== GIVEN RECORDS ==
§ §

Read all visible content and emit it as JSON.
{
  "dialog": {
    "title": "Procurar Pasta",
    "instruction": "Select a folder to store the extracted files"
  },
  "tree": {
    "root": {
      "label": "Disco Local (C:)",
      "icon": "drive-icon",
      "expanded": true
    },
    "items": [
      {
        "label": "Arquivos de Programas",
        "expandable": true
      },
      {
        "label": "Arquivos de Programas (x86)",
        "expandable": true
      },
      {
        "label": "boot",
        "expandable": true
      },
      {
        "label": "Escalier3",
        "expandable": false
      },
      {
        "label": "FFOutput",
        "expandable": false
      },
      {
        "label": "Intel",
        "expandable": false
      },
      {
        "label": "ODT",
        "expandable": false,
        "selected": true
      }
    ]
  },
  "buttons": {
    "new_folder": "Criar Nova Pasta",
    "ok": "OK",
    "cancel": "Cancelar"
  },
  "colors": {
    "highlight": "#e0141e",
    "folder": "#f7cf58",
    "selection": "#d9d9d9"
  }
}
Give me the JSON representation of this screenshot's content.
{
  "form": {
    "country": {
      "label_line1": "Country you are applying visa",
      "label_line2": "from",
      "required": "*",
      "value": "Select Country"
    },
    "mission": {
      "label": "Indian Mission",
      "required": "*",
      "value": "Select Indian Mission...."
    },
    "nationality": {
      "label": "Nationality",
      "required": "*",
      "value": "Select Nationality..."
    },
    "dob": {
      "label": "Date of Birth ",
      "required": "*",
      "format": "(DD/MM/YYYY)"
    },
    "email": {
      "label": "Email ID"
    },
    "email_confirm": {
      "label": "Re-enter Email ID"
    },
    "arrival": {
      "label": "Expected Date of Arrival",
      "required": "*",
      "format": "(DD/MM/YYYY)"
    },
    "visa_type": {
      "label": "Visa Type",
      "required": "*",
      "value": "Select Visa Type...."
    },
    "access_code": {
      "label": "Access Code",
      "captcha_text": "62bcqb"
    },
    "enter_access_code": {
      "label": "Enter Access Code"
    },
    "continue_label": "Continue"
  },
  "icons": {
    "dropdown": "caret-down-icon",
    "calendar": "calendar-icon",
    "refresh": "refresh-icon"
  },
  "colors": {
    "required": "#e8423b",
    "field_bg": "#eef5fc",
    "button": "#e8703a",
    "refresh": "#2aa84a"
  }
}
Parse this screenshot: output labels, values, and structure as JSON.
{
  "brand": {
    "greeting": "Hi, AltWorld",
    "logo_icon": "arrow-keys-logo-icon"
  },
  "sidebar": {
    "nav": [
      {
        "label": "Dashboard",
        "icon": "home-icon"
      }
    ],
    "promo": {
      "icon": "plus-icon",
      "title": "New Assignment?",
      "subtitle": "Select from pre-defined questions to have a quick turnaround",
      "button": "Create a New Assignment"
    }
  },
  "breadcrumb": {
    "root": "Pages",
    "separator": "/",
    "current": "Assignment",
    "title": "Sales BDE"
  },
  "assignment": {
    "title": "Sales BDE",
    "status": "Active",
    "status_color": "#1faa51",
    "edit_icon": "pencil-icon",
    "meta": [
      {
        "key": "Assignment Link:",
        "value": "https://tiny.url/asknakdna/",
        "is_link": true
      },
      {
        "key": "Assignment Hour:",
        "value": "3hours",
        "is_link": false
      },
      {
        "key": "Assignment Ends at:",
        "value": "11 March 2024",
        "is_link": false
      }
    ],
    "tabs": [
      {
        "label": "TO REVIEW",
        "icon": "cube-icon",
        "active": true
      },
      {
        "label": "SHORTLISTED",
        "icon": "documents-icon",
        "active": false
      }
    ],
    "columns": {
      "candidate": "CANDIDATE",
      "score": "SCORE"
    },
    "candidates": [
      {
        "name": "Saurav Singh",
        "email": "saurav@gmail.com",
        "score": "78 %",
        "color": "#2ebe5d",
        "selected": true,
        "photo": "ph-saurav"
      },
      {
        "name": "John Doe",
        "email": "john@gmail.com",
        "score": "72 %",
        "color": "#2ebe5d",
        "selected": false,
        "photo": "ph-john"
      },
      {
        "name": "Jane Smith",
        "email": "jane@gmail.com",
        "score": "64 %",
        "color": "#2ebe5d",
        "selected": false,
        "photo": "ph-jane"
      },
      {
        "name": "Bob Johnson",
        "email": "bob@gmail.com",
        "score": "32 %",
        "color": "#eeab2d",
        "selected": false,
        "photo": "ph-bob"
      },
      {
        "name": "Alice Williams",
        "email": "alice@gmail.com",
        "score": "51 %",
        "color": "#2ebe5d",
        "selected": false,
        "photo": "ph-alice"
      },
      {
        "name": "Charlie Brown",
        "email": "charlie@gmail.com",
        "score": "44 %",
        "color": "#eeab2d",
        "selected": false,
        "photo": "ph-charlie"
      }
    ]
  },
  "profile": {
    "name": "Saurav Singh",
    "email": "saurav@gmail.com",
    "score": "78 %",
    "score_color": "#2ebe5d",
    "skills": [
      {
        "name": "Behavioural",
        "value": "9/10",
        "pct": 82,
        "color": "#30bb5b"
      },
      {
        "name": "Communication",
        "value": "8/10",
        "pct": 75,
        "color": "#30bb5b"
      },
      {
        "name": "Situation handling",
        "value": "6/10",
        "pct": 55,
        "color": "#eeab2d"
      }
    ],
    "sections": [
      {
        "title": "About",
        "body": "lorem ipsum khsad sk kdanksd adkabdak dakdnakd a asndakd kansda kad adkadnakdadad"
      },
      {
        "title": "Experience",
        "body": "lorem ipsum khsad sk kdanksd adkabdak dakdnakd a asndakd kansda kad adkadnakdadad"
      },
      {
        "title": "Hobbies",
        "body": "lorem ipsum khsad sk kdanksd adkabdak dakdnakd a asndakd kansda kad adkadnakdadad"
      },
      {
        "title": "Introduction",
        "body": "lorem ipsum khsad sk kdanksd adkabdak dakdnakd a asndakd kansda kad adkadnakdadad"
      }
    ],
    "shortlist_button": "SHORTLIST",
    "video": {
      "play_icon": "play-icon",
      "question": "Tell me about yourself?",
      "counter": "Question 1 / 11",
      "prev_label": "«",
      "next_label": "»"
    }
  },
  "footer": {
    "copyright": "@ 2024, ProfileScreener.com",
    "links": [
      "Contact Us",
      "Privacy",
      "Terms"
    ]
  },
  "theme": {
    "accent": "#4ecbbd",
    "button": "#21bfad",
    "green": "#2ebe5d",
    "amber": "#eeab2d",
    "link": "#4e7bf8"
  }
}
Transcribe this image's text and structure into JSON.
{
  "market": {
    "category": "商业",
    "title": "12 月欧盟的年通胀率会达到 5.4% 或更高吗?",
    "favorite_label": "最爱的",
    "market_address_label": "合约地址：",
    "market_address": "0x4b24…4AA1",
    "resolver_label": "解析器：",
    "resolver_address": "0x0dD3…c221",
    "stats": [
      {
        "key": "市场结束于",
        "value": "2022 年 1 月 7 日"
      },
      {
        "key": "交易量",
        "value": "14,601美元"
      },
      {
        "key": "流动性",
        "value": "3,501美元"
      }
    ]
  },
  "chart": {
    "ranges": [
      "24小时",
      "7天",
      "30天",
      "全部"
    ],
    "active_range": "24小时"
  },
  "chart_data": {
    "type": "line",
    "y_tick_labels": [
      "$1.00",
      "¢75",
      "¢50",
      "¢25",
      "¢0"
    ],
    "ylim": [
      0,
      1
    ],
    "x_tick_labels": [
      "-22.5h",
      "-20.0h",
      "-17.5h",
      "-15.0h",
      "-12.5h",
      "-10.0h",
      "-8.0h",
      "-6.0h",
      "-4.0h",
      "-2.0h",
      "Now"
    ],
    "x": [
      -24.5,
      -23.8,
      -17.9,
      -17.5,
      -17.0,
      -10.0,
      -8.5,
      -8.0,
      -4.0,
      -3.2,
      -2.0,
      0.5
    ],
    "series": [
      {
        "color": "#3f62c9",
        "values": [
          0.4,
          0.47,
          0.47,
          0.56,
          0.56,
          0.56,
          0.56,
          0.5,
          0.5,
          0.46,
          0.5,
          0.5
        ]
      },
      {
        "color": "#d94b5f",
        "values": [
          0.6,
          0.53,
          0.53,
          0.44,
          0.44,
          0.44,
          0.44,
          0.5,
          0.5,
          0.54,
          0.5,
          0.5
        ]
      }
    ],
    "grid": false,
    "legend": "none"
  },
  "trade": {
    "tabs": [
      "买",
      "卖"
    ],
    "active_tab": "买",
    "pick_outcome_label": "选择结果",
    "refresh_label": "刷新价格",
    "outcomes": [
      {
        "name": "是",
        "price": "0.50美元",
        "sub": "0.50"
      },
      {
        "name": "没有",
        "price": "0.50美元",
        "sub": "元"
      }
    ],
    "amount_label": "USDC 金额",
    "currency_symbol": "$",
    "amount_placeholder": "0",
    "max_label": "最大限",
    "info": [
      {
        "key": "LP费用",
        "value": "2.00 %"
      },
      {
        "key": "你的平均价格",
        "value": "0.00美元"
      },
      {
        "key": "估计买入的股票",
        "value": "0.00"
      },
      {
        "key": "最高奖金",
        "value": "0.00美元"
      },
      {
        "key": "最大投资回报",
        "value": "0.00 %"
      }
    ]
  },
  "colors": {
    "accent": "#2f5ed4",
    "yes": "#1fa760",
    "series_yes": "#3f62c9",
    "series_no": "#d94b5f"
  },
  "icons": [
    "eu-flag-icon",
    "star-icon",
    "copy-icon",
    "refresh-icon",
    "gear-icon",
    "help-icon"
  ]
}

§ §

== PROBLEM TO WORK ON ==
Say how many lines hold the word "content", giving the number and nothing else.

== SOLUTION TO THIS PROBLEM ==
2